* [EXERCISE DIRECTIONS]
Without the pictures, copy all the entries below exactly.

▼▼▼

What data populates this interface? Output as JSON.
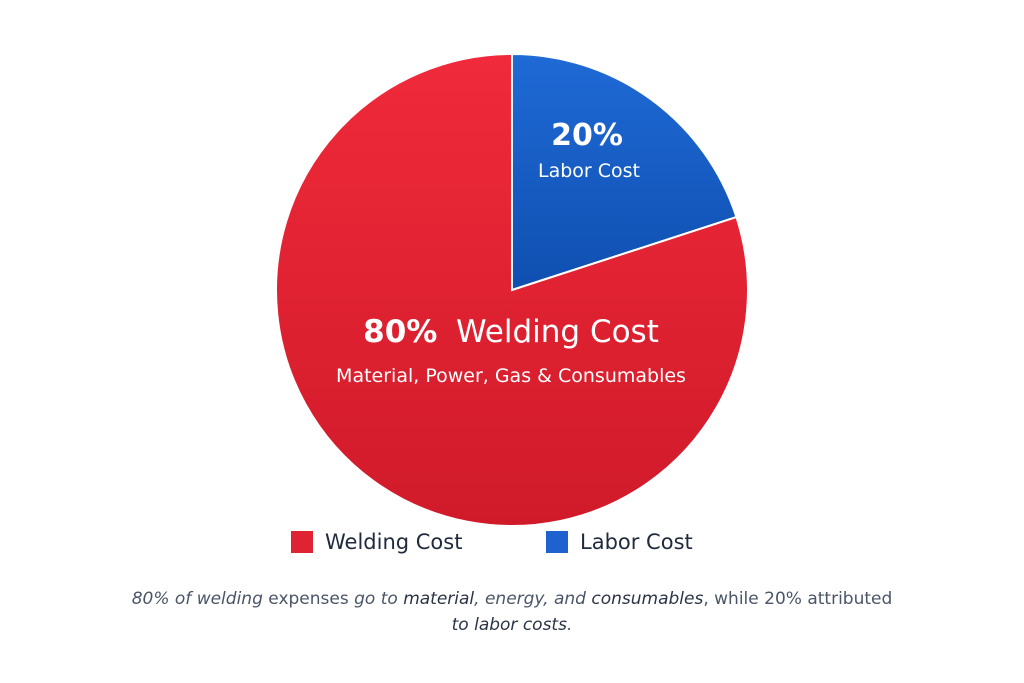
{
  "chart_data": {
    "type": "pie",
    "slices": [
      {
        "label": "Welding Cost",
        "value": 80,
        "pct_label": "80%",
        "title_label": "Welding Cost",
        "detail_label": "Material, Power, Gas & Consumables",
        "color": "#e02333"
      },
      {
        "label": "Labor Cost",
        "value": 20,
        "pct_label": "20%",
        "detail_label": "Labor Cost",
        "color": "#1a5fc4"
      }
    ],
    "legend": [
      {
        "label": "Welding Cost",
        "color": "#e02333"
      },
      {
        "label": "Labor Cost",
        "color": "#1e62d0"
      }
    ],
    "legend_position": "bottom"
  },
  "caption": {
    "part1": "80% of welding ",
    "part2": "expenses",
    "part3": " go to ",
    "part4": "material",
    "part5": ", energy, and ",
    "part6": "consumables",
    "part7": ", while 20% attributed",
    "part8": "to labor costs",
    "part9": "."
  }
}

▲▲▲

* [SOLUTION TO THE EXERCISE]
What data populates this interface? Output as JSON.
{
  "chart_data": {
    "type": "pie",
    "slices": [
      {
        "label": "Welding Cost",
        "value": 80,
        "pct_label": "80%",
        "title_label": "Welding Cost",
        "detail_label": "Material, Power, Gas & Consumables",
        "color": "#e02333"
      },
      {
        "label": "Labor Cost",
        "value": 20,
        "pct_label": "20%",
        "detail_label": "Labor Cost",
        "color": "#1a5fc4"
      }
    ],
    "legend": [
      {
        "label": "Welding Cost",
        "color": "#e02333"
      },
      {
        "label": "Labor Cost",
        "color": "#1e62d0"
      }
    ],
    "legend_position": "bottom"
  },
  "caption": {
    "part1": "80% of welding ",
    "part2": "expenses",
    "part3": " go to ",
    "part4": "material",
    "part5": ", energy, and ",
    "part6": "consumables",
    "part7": ", while 20% attributed",
    "part8": "to labor costs",
    "part9": "."
  }
}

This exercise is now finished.